Items from a dataset:
________________________
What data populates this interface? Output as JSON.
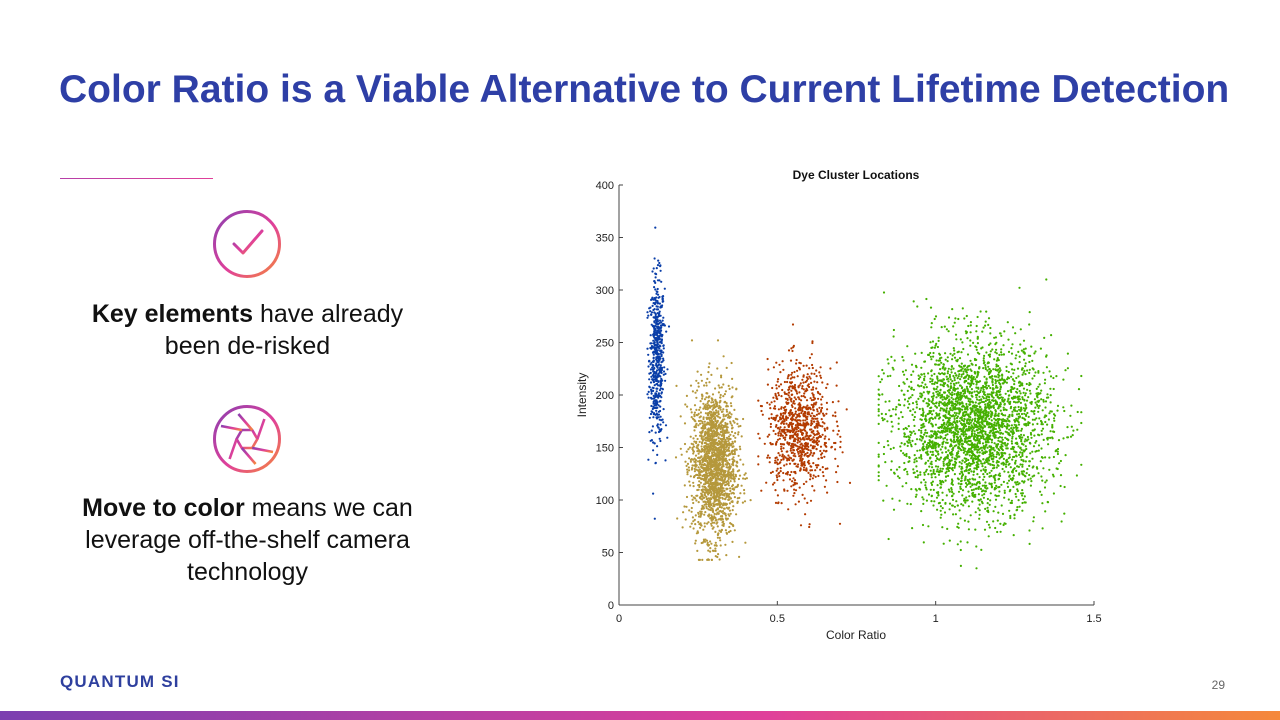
{
  "slide": {
    "title": "Color Ratio is a Viable Alternative to Current Lifetime Detection",
    "page_number": "29",
    "logo": "QUANTUM SI",
    "accent_gradient": [
      "#7b3fb0",
      "#e0409a",
      "#f5893a"
    ],
    "title_color": "#2e3fa6"
  },
  "points": [
    {
      "icon": "checkmark-circle-icon",
      "bold": "Key elements",
      "rest": " have already been de-risked"
    },
    {
      "icon": "camera-aperture-icon",
      "bold": "Move to color",
      "rest": " means we can leverage off-the-shelf camera technology"
    }
  ],
  "chart_data": {
    "type": "scatter",
    "title": "Dye Cluster Locations",
    "xlabel": "Color Ratio",
    "ylabel": "Intensity",
    "xlim": [
      0,
      1.5
    ],
    "ylim": [
      0,
      400
    ],
    "xticks": [
      "0",
      "0.5",
      "1",
      "1.5"
    ],
    "yticks": [
      "0",
      "50",
      "100",
      "150",
      "200",
      "250",
      "300",
      "350",
      "400"
    ],
    "grid": false,
    "clusters": [
      {
        "color": "#0a3ea8",
        "center": [
          0.12,
          235
        ],
        "spread": [
          0.012,
          38
        ],
        "count": 550,
        "x_range": [
          0.09,
          0.17
        ],
        "y_range": [
          70,
          376
        ]
      },
      {
        "color": "#b5983c",
        "center": [
          0.3,
          135
        ],
        "spread": [
          0.035,
          35
        ],
        "count": 1800,
        "x_range": [
          0.18,
          0.43
        ],
        "y_range": [
          43,
          252
        ]
      },
      {
        "color": "#b33b00",
        "center": [
          0.57,
          168
        ],
        "spread": [
          0.05,
          30
        ],
        "count": 900,
        "x_range": [
          0.44,
          0.74
        ],
        "y_range": [
          70,
          280
        ]
      },
      {
        "color": "#45b000",
        "center": [
          1.12,
          170
        ],
        "spread": [
          0.12,
          40
        ],
        "count": 3000,
        "x_range": [
          0.82,
          1.46
        ],
        "y_range": [
          35,
          310
        ]
      }
    ]
  }
}
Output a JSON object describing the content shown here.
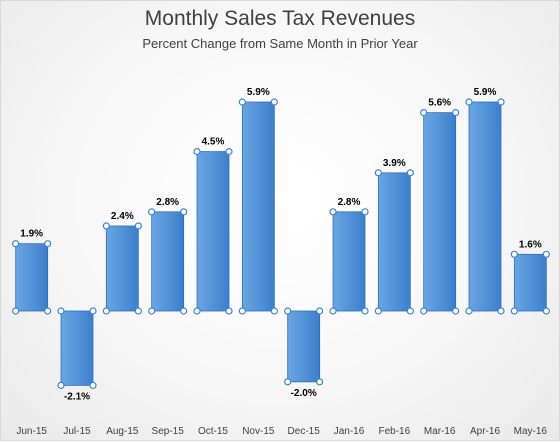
{
  "chart_data": {
    "type": "bar",
    "title": "Monthly Sales Tax Revenues",
    "subtitle": "Percent Change from Same Month in Prior Year",
    "categories": [
      "Jun-15",
      "Jul-15",
      "Aug-15",
      "Sep-15",
      "Oct-15",
      "Nov-15",
      "Dec-15",
      "Jan-16",
      "Feb-16",
      "Mar-16",
      "Apr-16",
      "May-16"
    ],
    "values": [
      1.9,
      -2.1,
      2.4,
      2.8,
      4.5,
      5.9,
      -2.0,
      2.8,
      3.9,
      5.6,
      5.9,
      1.6
    ],
    "data_labels": [
      "1.9%",
      "-2.1%",
      "2.4%",
      "2.8%",
      "4.5%",
      "5.9%",
      "-2.0%",
      "2.8%",
      "3.9%",
      "5.6%",
      "5.9%",
      "1.6%"
    ],
    "xlabel": "",
    "ylabel": "",
    "ylim": [
      -2.1,
      5.9
    ],
    "grid": false,
    "legend": "none",
    "colors": {
      "bar_top": "#6aa6e3",
      "bar_bottom": "#3d7fcc",
      "bar_edge": "#2f6fb8",
      "handle": "#3d84d6"
    }
  }
}
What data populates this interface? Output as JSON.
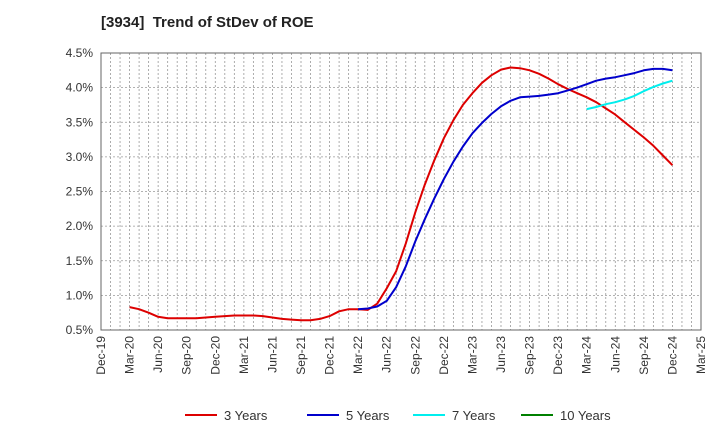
{
  "chart_data": {
    "type": "line",
    "title": "[3934]  Trend of StDev of ROE",
    "xlabel": "",
    "ylabel": "",
    "ylim": [
      0.5,
      4.5
    ],
    "y_unit": "%",
    "grid": true,
    "legend_position": "bottom",
    "x_ticks": [
      "Dec-19",
      "Mar-20",
      "Jun-20",
      "Sep-20",
      "Dec-20",
      "Mar-21",
      "Jun-21",
      "Sep-21",
      "Dec-21",
      "Mar-22",
      "Jun-22",
      "Sep-22",
      "Dec-22",
      "Mar-23",
      "Jun-23",
      "Sep-23",
      "Dec-23",
      "Mar-24",
      "Jun-24",
      "Sep-24",
      "Dec-24",
      "Mar-25"
    ],
    "y_ticks": [
      "0.5%",
      "1.0%",
      "1.5%",
      "2.0%",
      "2.5%",
      "3.0%",
      "3.5%",
      "4.0%",
      "4.5%"
    ],
    "series": [
      {
        "name": "3 Years",
        "color": "#dd0000",
        "x": [
          "Mar-20",
          "Apr-20",
          "May-20",
          "Jun-20",
          "Jul-20",
          "Aug-20",
          "Sep-20",
          "Oct-20",
          "Nov-20",
          "Dec-20",
          "Jan-21",
          "Feb-21",
          "Mar-21",
          "Apr-21",
          "May-21",
          "Jun-21",
          "Jul-21",
          "Aug-21",
          "Sep-21",
          "Oct-21",
          "Nov-21",
          "Dec-21",
          "Jan-22",
          "Feb-22",
          "Mar-22",
          "Apr-22",
          "May-22",
          "Jun-22",
          "Jul-22",
          "Aug-22",
          "Sep-22",
          "Oct-22",
          "Nov-22",
          "Dec-22",
          "Jan-23",
          "Feb-23",
          "Mar-23",
          "Apr-23",
          "May-23",
          "Jun-23",
          "Jul-23",
          "Aug-23",
          "Sep-23",
          "Oct-23",
          "Nov-23",
          "Dec-23",
          "Jan-24",
          "Feb-24",
          "Mar-24",
          "Apr-24",
          "May-24",
          "Jun-24",
          "Jul-24",
          "Aug-24",
          "Sep-24",
          "Oct-24",
          "Nov-24",
          "Dec-24"
        ],
        "values": [
          0.83,
          0.8,
          0.75,
          0.69,
          0.67,
          0.67,
          0.67,
          0.67,
          0.68,
          0.69,
          0.7,
          0.71,
          0.71,
          0.71,
          0.7,
          0.68,
          0.66,
          0.65,
          0.64,
          0.64,
          0.66,
          0.7,
          0.77,
          0.8,
          0.8,
          0.79,
          0.88,
          1.1,
          1.35,
          1.75,
          2.2,
          2.6,
          2.95,
          3.27,
          3.53,
          3.75,
          3.92,
          4.07,
          4.18,
          4.26,
          4.29,
          4.28,
          4.25,
          4.2,
          4.13,
          4.05,
          3.98,
          3.92,
          3.86,
          3.79,
          3.7,
          3.61,
          3.5,
          3.39,
          3.28,
          3.16,
          3.02,
          2.88
        ]
      },
      {
        "name": "5 Years",
        "color": "#0000cc",
        "x": [
          "Mar-22",
          "Apr-22",
          "May-22",
          "Jun-22",
          "Jul-22",
          "Aug-22",
          "Sep-22",
          "Oct-22",
          "Nov-22",
          "Dec-22",
          "Jan-23",
          "Feb-23",
          "Mar-23",
          "Apr-23",
          "May-23",
          "Jun-23",
          "Jul-23",
          "Aug-23",
          "Sep-23",
          "Oct-23",
          "Nov-23",
          "Dec-23",
          "Jan-24",
          "Feb-24",
          "Mar-24",
          "Apr-24",
          "May-24",
          "Jun-24",
          "Jul-24",
          "Aug-24",
          "Sep-24",
          "Oct-24",
          "Nov-24",
          "Dec-24"
        ],
        "values": [
          0.8,
          0.81,
          0.84,
          0.92,
          1.12,
          1.42,
          1.78,
          2.1,
          2.4,
          2.68,
          2.93,
          3.15,
          3.34,
          3.49,
          3.62,
          3.73,
          3.81,
          3.86,
          3.87,
          3.88,
          3.9,
          3.92,
          3.96,
          4.0,
          4.05,
          4.1,
          4.13,
          4.15,
          4.18,
          4.21,
          4.25,
          4.27,
          4.27,
          4.25
        ]
      },
      {
        "name": "7 Years",
        "color": "#00eeee",
        "x": [
          "Mar-24",
          "Apr-24",
          "May-24",
          "Jun-24",
          "Jul-24",
          "Aug-24",
          "Sep-24",
          "Oct-24",
          "Nov-24",
          "Dec-24"
        ],
        "values": [
          3.69,
          3.72,
          3.76,
          3.79,
          3.83,
          3.88,
          3.95,
          4.01,
          4.06,
          4.1
        ]
      },
      {
        "name": "10 Years",
        "color": "#008000",
        "x": [],
        "values": []
      }
    ]
  }
}
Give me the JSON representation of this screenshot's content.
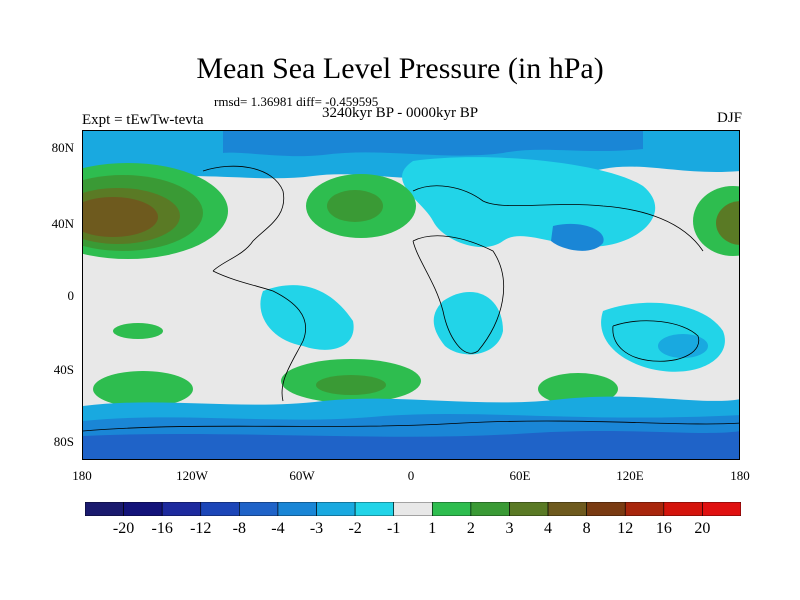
{
  "title": "Mean Sea Level Pressure (in hPa)",
  "stats": "rmsd= 1.36981 diff= -0.459595",
  "period": "3240kyr BP - 0000kyr BP",
  "experiment": "Expt = tEwTw-tevta",
  "season": "DJF",
  "lat_labels": [
    "80N",
    "40N",
    "0",
    "40S",
    "80S"
  ],
  "lon_labels": [
    "180",
    "120W",
    "60W",
    "0",
    "60E",
    "120E",
    "180"
  ],
  "colorbar": {
    "labels": [
      "-20",
      "-16",
      "-12",
      "-8",
      "-4",
      "-3",
      "-2",
      "-1",
      "1",
      "2",
      "3",
      "4",
      "8",
      "12",
      "16",
      "20"
    ],
    "colors": [
      "#1a1a6e",
      "#13137a",
      "#1d2a9e",
      "#1c46b8",
      "#1f63c8",
      "#1a86d6",
      "#19a9e0",
      "#22d4e8",
      "#e8e8e8",
      "#2ebd4f",
      "#3a9a35",
      "#5a7a25",
      "#6e5a1e",
      "#7a3b12",
      "#a8260c",
      "#d4140c",
      "#e01010"
    ]
  }
}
________________________
=== WHAT YOU ARE ASKED TO DO ===
Copy each line from the data above that includes "Years".

=== ANSWER TO THE EXERCISE ===
        "name": "3 Years",
        "name": "5 Years",
        "name": "7 Years",
        "name": "10 Years",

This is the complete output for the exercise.